Descendus dans les rues pour exiger leur engagement à la fonction public, l’association des enseignants contractuels communaux de Kankan, la deuxième faction de cette corporation, née à la suite des bisbilles à la tête de la coordination régionale, a été dispersée par les agents des services de sécurité à coup de gaz lacrymogène.

L’acte s’est produit ce lundi 15 janvier 2024, en plein centre-ville, pendant que les grognards tentaient de regagner leurs domiciles, après avoir sillonné presque tous les grands établissements scolaires publics de la place. Un pickup remplie de policiers a fait irruption, s’en est suivi, des tirs de gaz lacrymogène, une course poursuite et à la clé, plusieurs manifestants se sont faits arrêtés, dont une femme, trimballée au sol par des agents sous le regard silencieux du maire de la commune urbaine Mory Colofon Diakité, qui d’ailleurs, a menacé les journalistes présents sur les lieux.
Le leader de cette manifestation, Laye Camara, ex coordinateur régional du collectif des enseignants contractuels de Kankan, qui était particulièrement la cible des agents, a pu s’échapper en prenant la poudre d’escampette. Et, Joint au téléphone depuis sa cachette par notre correspondant régional, il pointe un doigt accusateur aux responsables de l’autre faction des enseignants contractuels, qui ne se sont pas solidarisés à cette manifestation.
┄┄┄┄┄┄
CONSIGNE 1: Recopiez fidèlement le passage de l'article sur la manifestation des enseignants contractuels de Kankan compris entre « L’acte s’est produit » et « sur les lieux. », bornes incluses.
CONSIGNE 2: Résumez en deux phrases l'article sur la manifestation des enseignants contractuels de Kankan.

SEGMENT DE DONNÉES:
┄┄┄┄┄┄
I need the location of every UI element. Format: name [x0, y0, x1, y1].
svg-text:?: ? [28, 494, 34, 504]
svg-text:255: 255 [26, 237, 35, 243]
┄┄┄┄┄┄
VOTRE RÉPONSE 1:
L’acte s’est produit ce lundi 15 janvier 2024, en plein centre-ville, pendant que les grognards tentaient de regagner leurs domiciles, après avoir sillonné presque tous les grands établissements scolaires publics de la place. Un pickup remplie de policiers a fait irruption, s’en est suivi, des tirs de gaz lacrymogène, une course poursuite et à la clé, plusieurs manifestants se sont faits arrêtés, dont une femme, trimballée au sol par des agents sous le regard silencieux du maire de la commune urbaine Mory Colofon Diakité, qui d’ailleurs, a menacé les journalistes présents sur les lieux.

VOTRE RÉPONSE 2: Le lundi 15 janvier 2024, à Kankan, les agents des services de sécurité ont dispersé au gaz lacrymogène une manifestation de l'association des enseignants contractuels communaux qui réclamaient leur engagement à la fonction publique, et plusieurs manifestants, dont une femme, ont été arrêtés. Le leader de la manifestation, Laye Camara, a pu s'échapper et accuse les responsables de l'autre faction des enseignants contractuels de ne pas s'être solidarisés avec la manifestation.